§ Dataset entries
□ □ □ □ □ □ □

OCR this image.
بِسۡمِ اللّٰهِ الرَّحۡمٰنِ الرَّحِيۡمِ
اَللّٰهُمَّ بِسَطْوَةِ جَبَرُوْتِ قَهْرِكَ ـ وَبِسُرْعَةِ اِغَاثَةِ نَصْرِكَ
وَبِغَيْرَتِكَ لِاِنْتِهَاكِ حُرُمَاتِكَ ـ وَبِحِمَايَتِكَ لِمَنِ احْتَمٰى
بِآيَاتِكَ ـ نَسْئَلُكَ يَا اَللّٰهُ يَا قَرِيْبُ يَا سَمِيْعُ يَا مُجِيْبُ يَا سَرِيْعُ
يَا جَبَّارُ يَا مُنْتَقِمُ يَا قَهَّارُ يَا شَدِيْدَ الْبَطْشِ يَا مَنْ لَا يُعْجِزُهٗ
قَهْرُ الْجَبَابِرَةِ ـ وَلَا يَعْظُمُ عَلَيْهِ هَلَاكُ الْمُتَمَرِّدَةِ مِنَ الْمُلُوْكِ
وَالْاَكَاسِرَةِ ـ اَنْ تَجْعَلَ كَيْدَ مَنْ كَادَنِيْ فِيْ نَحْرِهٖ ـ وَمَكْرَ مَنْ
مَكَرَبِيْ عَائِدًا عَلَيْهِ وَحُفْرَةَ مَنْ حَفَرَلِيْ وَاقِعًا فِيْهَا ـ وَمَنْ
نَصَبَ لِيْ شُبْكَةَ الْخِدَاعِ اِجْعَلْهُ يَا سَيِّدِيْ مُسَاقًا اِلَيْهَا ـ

□ □ □ □ □ □ □

§ WHAT THE EXERCISE ASKS
Generate an exact reproduction of all entries.

§ SOLVED PROBLEM
OCR this image.
بِسۡمِ اللّٰهِ الرَّحۡمٰنِ الرَّحِيۡمِ
اَللّٰهُمَّ بِسَطْوَةِ جَبَرُوْتِ قَهْرِكَ ـ وَبِسُرْعَةِ اِغَاثَةِ نَصْرِكَ
وَبِغَيْرَتِكَ لِاِنْتِهَاكِ حُرُمَاتِكَ ـ وَبِحِمَايَتِكَ لِمَنِ احْتَمٰى
بِآيَاتِكَ ـ نَسْئَلُكَ يَا اَللّٰهُ يَا قَرِيْبُ يَا سَمِيْعُ يَا مُجِيْبُ يَا سَرِيْعُ
يَا جَبَّارُ يَا مُنْتَقِمُ يَا قَهَّارُ يَا شَدِيْدَ الْبَطْشِ يَا مَنْ لَا يُعْجِزُهٗ
قَهْرُ الْجَبَابِرَةِ ـ وَلَا يَعْظُمُ عَلَيْهِ هَلَاكُ الْمُتَمَرِّدَةِ مِنَ الْمُلُوْكِ
وَالْاَكَاسِرَةِ ـ اَنْ تَجْعَلَ كَيْدَ مَنْ كَادَنِيْ فِيْ نَحْرِهٖ ـ وَمَكْرَ مَنْ
مَكَرَبِيْ عَائِدًا عَلَيْهِ وَحُفْرَةَ مَنْ حَفَرَلِيْ وَاقِعًا فِيْهَا ـ وَمَنْ
نَصَبَ لِيْ شُبْكَةَ الْخِدَاعِ اِجْعَلْهُ يَا سَيِّدِيْ مُسَاقًا اِلَيْهَا ـ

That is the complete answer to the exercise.